Aim>
Collect each line of the entries that holds the string "热爱集体".

--- start of Input data ---

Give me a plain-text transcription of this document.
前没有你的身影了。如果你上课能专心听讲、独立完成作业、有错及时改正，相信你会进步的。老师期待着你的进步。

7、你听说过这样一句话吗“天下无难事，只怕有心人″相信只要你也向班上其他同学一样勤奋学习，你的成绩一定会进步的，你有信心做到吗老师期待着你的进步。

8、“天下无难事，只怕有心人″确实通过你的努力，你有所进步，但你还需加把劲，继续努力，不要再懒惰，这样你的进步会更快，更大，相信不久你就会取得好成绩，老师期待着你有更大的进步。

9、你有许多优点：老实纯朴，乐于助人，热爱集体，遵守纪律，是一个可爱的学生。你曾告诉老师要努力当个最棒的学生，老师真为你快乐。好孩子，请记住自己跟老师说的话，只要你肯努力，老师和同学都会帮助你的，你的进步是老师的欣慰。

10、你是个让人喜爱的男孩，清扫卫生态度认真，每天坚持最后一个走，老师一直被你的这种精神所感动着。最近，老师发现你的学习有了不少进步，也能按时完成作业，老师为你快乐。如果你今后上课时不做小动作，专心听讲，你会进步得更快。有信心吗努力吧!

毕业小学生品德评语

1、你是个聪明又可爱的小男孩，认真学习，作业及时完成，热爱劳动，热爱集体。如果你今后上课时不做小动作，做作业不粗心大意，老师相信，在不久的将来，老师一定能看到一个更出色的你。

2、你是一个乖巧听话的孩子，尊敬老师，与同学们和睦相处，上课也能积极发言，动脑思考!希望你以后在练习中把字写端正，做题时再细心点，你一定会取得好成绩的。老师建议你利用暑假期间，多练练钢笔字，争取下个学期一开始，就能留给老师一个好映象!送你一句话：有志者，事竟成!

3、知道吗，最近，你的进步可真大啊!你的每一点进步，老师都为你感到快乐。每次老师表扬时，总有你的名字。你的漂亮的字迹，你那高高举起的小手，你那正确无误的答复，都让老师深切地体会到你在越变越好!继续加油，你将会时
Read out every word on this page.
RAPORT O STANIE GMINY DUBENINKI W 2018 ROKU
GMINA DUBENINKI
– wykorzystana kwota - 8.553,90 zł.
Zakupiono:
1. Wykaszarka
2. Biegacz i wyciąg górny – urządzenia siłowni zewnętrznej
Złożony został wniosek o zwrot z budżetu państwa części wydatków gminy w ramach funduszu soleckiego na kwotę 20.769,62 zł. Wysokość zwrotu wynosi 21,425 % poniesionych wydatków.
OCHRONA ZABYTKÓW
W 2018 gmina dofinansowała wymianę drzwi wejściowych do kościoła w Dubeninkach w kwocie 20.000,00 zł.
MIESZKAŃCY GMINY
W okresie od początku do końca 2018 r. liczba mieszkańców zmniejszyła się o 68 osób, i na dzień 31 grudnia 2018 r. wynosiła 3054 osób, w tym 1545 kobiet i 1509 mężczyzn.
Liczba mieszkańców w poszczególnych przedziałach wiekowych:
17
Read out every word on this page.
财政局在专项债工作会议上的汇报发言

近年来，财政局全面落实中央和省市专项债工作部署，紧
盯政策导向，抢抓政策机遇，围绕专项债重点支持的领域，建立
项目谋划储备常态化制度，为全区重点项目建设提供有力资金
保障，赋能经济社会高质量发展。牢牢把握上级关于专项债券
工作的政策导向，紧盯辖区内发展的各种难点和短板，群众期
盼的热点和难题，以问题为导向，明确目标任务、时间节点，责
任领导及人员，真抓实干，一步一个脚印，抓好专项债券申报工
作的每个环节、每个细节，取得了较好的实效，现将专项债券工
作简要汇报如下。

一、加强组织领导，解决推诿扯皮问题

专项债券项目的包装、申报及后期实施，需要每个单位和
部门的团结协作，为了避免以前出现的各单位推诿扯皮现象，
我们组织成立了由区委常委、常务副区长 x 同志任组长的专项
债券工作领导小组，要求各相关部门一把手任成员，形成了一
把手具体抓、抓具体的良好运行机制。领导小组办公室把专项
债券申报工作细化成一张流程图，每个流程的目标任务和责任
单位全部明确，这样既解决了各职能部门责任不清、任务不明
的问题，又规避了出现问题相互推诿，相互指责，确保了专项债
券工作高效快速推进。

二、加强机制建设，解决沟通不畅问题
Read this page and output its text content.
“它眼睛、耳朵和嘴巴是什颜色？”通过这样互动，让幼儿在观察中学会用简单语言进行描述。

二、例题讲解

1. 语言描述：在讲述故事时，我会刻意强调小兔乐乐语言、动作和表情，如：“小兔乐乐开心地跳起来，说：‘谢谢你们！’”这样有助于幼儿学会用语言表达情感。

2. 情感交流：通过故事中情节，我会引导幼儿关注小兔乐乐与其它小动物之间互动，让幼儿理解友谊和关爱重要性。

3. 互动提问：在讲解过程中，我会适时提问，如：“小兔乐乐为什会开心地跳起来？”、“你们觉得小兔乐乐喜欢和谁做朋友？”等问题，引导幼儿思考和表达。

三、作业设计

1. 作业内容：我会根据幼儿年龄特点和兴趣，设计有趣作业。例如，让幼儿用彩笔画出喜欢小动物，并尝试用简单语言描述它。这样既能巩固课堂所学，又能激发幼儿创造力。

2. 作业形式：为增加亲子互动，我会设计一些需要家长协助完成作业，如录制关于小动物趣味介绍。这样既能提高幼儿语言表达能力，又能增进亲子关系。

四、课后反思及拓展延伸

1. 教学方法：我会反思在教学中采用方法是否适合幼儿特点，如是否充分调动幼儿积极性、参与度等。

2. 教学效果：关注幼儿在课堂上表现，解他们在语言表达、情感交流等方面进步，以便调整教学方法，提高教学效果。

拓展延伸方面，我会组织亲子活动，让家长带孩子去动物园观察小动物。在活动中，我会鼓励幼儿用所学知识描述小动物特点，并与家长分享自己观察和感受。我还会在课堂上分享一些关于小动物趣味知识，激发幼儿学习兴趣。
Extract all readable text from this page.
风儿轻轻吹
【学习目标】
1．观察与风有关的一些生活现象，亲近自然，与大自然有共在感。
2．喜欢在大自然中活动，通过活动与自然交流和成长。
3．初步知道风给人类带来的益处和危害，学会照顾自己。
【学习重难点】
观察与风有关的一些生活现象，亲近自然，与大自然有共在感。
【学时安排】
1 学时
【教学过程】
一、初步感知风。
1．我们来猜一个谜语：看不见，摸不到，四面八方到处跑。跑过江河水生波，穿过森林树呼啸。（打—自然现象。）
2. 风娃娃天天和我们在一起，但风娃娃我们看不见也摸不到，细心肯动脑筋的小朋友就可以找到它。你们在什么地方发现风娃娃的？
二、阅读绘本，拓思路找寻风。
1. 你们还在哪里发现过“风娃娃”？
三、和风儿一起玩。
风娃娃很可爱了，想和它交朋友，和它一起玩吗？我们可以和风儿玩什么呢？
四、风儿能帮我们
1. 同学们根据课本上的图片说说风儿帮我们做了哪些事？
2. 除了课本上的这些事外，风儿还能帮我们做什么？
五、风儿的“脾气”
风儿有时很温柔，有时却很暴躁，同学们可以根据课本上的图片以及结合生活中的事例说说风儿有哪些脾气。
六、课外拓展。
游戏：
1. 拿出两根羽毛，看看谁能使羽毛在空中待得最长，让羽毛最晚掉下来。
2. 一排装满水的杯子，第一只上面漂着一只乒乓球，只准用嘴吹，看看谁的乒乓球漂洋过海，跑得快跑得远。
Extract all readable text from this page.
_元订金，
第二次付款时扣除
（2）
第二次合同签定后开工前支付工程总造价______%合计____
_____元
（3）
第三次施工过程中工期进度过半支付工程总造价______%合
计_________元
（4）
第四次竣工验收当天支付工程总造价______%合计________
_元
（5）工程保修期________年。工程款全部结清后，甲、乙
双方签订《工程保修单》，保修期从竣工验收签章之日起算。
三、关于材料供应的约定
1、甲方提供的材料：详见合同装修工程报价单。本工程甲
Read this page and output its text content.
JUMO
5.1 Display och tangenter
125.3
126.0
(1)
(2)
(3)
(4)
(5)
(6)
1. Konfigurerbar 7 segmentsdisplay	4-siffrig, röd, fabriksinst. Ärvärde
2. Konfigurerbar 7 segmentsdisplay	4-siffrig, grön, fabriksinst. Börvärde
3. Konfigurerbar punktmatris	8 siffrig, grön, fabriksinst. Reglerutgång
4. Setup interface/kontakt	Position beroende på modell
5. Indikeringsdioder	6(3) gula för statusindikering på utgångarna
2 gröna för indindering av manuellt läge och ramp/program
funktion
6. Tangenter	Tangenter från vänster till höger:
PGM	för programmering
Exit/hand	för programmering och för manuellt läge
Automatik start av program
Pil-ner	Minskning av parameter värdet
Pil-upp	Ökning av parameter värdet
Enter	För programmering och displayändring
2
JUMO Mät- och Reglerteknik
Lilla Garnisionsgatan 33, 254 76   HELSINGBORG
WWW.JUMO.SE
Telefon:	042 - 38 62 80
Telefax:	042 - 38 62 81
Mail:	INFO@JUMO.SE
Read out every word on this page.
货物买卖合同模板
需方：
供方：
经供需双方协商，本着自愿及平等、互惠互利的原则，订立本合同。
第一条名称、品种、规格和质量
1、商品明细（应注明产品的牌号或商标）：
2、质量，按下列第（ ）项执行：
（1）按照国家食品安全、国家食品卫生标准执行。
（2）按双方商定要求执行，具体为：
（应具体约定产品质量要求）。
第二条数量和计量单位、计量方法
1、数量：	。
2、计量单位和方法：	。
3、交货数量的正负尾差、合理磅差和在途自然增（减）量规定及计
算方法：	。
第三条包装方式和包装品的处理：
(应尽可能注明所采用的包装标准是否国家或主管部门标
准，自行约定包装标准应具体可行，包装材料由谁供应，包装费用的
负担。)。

--- end of Input data ---

Finished task>
9、你有许多优点：老实纯朴，乐于助人，热爱集体，遵守纪律，是一个可爱的学生。你曾告诉老师要努力当个最棒的学生，老师真为你快乐。好孩子，请记住自己跟老师说的话，只要你肯努力，老师和同学都会帮助你的，你的进步是老师的欣慰。
1、你是个聪明又可爱的小男孩，认真学习，作业及时完成，热爱劳动，热爱集体。如果你今后上课时不做小动作，做作业不粗心大意，老师相信，在不久的将来，老师一定能看到一个更出色的你。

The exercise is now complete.